- **Exercise inputs**:
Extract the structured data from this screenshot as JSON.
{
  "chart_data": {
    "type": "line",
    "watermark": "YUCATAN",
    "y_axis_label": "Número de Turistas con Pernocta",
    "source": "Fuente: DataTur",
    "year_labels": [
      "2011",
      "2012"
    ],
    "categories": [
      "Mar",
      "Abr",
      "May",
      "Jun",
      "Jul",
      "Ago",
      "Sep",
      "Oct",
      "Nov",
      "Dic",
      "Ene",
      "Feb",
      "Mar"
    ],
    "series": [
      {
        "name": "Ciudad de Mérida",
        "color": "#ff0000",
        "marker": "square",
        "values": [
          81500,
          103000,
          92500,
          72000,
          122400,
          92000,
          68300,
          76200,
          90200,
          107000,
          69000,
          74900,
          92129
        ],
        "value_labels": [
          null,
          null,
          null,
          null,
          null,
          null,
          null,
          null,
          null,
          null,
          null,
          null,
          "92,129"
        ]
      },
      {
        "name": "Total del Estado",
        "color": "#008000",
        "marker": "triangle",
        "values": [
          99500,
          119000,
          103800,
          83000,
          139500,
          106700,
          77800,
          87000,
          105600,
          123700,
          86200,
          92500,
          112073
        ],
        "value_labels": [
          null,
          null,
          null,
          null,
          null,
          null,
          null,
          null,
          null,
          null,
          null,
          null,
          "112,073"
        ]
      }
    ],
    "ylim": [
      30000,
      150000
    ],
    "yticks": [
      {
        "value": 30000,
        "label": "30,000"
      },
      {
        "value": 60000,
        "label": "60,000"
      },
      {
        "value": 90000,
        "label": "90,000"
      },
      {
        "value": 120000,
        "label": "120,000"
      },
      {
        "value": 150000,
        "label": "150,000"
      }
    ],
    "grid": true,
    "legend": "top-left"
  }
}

- **Short problem**: Tell how many lines above contain the word "name". Give the number alone.

- **Written reply**: 2